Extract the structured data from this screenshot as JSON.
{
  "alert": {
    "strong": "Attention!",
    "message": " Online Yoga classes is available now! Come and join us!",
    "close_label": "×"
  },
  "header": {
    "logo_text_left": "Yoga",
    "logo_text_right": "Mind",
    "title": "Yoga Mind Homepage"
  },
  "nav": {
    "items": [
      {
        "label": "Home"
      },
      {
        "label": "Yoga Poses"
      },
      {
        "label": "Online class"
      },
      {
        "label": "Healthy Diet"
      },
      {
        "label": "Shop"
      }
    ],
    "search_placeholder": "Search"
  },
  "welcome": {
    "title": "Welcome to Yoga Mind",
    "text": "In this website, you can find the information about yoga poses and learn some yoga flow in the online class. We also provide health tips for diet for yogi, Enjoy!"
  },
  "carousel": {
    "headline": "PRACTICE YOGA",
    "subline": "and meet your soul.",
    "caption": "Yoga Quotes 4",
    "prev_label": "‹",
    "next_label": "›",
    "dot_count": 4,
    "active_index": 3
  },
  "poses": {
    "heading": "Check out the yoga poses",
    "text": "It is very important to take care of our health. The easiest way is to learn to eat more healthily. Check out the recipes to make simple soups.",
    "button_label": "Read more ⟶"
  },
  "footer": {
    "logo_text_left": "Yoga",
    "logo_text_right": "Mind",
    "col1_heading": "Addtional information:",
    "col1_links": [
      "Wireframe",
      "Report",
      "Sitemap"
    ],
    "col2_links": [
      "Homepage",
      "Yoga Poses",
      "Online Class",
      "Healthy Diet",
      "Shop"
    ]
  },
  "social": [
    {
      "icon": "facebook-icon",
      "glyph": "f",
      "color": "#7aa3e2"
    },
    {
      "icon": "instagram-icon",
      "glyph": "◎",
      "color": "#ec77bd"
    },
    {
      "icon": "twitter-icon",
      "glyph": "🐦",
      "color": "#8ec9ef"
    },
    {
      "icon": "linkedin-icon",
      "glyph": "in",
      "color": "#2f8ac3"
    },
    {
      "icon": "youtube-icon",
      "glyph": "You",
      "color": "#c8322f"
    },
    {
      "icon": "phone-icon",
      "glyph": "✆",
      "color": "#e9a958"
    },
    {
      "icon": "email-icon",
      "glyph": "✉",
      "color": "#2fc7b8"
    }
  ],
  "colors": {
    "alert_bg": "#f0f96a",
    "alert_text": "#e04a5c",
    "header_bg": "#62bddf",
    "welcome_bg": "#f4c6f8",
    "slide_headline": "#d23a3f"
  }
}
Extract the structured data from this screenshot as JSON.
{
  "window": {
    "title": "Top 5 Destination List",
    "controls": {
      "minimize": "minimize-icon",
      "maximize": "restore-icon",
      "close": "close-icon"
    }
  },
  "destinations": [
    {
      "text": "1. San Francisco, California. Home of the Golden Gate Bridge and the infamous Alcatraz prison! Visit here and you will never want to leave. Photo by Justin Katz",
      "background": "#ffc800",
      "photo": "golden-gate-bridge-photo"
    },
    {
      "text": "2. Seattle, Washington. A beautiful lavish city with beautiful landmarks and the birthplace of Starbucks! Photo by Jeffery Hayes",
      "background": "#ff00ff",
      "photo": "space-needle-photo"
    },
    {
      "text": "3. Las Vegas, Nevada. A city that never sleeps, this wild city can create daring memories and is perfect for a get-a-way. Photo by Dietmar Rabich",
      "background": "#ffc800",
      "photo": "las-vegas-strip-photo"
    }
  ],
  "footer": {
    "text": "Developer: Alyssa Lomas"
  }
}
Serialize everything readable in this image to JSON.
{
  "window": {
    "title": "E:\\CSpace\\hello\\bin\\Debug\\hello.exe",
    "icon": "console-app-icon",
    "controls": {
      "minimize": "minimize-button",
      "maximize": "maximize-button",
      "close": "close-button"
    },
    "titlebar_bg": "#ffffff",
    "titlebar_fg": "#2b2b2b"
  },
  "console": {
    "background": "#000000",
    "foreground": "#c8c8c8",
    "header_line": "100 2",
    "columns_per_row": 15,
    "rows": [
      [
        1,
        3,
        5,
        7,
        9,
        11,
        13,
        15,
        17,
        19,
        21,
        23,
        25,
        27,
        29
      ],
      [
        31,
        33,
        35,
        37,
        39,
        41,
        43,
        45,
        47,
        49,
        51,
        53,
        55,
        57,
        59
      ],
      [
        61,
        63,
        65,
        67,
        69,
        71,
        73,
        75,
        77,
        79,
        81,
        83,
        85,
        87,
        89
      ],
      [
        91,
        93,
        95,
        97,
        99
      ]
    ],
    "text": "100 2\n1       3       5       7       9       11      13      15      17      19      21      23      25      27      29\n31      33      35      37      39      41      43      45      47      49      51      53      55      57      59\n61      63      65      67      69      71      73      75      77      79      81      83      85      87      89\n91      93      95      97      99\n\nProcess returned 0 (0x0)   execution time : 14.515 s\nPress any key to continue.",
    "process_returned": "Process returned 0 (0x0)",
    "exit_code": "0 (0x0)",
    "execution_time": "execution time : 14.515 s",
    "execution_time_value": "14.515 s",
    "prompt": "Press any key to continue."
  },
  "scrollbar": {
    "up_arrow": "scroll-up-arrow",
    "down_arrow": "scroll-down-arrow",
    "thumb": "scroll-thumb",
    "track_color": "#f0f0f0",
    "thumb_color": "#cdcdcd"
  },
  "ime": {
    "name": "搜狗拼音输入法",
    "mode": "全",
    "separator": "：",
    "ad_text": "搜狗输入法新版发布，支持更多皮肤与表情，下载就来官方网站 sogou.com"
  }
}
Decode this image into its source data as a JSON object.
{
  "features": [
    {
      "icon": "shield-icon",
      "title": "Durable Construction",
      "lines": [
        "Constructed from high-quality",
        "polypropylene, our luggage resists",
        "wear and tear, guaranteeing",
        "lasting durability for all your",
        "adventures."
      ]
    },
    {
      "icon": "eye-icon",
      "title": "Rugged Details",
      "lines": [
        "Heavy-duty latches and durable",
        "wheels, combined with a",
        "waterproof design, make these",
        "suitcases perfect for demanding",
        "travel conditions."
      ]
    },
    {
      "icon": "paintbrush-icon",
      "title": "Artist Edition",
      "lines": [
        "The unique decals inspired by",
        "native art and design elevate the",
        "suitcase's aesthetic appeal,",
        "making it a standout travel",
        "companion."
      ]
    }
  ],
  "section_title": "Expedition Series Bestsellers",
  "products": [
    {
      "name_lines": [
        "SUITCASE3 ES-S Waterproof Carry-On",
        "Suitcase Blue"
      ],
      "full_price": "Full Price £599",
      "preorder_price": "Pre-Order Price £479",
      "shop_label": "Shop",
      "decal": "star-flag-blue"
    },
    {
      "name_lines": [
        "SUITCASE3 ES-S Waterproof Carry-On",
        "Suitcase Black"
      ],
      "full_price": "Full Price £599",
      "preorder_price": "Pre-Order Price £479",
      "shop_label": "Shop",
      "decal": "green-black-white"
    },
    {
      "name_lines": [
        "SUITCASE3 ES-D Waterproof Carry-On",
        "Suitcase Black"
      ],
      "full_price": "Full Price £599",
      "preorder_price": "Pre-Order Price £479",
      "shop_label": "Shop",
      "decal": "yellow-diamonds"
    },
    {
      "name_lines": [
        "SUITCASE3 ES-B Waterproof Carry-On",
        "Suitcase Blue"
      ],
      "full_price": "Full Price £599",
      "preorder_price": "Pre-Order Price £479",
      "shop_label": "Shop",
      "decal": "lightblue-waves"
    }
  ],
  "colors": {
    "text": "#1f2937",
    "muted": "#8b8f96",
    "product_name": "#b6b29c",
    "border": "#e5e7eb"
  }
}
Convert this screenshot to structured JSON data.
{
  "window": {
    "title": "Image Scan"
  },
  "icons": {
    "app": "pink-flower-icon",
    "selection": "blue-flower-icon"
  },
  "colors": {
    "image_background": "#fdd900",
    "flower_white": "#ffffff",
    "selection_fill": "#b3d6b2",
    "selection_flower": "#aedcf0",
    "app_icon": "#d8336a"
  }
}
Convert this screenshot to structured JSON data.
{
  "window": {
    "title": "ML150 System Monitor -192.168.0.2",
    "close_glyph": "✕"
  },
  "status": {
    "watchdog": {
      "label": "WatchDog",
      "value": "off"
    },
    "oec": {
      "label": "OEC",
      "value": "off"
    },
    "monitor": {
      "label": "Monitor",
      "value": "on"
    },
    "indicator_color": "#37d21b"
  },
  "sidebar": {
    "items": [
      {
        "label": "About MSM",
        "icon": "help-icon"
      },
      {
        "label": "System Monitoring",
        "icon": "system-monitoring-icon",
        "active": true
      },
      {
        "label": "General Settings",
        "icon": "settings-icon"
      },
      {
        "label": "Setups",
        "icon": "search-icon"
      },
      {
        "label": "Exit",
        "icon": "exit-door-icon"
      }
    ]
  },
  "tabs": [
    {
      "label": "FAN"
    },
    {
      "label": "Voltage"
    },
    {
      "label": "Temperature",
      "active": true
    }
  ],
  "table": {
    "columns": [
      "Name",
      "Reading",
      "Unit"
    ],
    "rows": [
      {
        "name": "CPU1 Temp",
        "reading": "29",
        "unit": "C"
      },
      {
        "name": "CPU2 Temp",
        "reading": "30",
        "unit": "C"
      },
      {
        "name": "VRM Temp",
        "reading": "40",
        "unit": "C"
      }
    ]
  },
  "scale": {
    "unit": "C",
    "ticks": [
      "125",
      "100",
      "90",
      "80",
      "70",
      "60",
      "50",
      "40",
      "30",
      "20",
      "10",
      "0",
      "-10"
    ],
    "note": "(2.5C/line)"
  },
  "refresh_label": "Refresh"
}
·····
• _Exercise directions_: Search the entries for the word "travel", then gather every line that has it.

• _Output_:
        "travel conditions."
        "making it a standout travel",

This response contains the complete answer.